EXERCISE DESCRIPTION: Pull each line containing "Olomoucký" out of the data and copy it.

********************

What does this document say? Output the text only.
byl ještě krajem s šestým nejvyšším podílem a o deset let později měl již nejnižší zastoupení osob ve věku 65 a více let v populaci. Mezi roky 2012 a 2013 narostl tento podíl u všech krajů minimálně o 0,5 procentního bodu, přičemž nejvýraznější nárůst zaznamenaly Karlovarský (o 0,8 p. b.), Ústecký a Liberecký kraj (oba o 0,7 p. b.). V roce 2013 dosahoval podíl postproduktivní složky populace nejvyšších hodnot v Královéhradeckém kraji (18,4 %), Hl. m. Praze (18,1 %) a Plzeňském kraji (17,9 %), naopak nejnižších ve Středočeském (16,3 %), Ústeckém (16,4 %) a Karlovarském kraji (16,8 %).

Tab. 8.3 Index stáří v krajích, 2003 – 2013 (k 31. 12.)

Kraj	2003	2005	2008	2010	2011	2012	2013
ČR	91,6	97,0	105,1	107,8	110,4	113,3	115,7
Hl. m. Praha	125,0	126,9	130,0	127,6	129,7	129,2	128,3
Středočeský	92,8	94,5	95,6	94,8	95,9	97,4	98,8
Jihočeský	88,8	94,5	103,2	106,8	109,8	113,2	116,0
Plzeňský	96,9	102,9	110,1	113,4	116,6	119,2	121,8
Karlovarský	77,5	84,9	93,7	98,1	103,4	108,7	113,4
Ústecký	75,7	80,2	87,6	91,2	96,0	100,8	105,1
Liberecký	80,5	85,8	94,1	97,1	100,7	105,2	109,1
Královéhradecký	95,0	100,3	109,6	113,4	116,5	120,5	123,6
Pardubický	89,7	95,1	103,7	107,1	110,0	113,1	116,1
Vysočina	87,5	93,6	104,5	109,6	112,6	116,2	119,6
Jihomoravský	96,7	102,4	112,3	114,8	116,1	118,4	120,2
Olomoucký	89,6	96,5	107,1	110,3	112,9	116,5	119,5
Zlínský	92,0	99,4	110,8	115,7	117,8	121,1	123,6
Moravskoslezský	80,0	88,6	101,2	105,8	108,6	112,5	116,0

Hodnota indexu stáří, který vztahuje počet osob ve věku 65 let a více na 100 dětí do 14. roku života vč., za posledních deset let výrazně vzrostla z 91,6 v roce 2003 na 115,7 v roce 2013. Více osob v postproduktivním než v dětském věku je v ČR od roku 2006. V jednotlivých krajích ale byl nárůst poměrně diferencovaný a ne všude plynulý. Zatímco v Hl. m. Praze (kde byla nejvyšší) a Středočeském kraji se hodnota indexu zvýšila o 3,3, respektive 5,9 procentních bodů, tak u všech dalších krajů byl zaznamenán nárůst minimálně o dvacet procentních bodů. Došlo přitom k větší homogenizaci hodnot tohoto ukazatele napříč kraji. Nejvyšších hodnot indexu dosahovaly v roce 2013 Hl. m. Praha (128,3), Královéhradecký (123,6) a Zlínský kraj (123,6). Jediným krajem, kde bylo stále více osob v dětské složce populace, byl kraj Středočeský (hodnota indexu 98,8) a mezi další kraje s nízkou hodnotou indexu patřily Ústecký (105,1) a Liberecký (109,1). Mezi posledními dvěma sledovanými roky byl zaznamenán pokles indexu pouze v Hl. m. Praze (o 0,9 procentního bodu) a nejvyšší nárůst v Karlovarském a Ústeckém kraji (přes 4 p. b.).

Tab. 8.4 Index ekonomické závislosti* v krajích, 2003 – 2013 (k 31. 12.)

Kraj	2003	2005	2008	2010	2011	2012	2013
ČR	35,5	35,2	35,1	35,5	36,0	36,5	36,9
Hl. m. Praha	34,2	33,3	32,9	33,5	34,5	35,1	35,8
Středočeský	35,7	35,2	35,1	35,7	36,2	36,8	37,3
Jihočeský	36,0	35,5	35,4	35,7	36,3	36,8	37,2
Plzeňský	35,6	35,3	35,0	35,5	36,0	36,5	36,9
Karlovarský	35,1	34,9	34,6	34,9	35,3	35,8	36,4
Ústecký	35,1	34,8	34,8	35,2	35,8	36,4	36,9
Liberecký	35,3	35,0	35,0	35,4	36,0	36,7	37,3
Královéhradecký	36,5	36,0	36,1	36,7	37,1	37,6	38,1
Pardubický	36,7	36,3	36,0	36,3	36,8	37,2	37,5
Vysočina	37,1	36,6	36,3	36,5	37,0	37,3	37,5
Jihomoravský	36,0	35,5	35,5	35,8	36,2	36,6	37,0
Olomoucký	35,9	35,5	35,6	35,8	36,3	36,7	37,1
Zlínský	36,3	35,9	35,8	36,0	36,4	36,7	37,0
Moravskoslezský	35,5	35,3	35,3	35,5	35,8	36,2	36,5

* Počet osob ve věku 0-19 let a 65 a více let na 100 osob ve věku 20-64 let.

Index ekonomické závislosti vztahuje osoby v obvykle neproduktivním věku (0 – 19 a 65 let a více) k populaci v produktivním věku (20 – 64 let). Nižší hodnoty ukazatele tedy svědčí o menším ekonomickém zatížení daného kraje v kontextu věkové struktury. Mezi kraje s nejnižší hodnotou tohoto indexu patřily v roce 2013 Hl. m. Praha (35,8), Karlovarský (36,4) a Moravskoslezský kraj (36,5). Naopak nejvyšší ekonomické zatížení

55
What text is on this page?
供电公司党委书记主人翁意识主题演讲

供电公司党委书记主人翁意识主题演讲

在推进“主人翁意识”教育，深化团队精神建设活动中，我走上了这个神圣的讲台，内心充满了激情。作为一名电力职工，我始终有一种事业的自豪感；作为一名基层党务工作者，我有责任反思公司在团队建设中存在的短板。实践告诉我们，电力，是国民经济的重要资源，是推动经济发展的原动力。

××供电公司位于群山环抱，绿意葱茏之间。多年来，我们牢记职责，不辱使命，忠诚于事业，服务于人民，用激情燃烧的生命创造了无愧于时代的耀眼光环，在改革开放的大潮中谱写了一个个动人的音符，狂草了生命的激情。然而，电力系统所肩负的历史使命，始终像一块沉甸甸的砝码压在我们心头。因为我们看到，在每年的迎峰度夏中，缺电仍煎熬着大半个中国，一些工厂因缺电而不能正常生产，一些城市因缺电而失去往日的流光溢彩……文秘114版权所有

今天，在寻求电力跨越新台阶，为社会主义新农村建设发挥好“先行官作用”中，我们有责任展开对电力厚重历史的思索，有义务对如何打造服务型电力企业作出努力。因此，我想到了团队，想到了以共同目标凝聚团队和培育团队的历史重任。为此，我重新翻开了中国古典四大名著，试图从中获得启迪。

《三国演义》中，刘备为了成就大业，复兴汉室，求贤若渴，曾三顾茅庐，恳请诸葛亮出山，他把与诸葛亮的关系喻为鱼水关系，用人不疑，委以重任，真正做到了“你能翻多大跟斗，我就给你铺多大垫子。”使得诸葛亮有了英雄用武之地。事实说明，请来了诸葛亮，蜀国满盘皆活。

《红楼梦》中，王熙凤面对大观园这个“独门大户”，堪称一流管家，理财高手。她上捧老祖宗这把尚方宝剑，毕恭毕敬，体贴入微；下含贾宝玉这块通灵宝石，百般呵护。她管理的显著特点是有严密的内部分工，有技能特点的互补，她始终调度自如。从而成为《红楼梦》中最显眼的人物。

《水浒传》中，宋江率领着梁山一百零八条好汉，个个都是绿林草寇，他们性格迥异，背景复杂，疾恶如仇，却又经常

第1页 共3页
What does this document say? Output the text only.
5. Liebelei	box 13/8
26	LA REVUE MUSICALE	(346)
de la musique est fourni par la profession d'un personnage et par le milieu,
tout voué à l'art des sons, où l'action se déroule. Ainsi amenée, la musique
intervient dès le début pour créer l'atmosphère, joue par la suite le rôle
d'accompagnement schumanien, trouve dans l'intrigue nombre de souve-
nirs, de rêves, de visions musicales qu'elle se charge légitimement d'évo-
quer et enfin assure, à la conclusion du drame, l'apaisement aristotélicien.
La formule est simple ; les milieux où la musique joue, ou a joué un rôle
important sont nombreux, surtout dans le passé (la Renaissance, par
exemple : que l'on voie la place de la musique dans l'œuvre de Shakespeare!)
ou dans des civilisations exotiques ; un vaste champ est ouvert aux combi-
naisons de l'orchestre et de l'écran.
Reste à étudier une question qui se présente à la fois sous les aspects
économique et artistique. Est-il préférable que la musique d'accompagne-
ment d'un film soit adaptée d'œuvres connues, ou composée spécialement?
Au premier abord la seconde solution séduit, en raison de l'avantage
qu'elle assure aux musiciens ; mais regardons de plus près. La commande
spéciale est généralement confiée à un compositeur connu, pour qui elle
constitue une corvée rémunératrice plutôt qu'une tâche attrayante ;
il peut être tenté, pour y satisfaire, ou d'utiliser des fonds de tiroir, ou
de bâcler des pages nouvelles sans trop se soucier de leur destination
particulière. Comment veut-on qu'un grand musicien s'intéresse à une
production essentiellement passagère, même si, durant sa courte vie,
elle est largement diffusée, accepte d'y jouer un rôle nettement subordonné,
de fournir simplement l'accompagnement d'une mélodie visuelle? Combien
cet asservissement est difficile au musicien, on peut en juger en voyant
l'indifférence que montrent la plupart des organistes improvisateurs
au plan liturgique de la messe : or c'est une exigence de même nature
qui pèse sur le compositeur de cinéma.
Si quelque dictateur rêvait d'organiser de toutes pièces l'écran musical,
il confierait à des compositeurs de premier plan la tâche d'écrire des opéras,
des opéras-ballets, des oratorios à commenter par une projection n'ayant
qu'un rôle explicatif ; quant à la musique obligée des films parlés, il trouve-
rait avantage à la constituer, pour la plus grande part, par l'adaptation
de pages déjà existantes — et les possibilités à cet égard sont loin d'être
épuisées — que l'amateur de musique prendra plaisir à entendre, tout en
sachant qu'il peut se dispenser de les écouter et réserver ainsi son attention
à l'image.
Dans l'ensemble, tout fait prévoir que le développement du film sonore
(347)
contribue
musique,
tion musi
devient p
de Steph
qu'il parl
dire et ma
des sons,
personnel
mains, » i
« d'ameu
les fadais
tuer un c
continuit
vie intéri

********************

OUTPUT BELOW:
Olomoucký	89,6	96,5	107,1	110,3	112,9	116,5	119,5
Olomoucký	35,9	35,5	35,6	35,8	36,3	36,7	37,1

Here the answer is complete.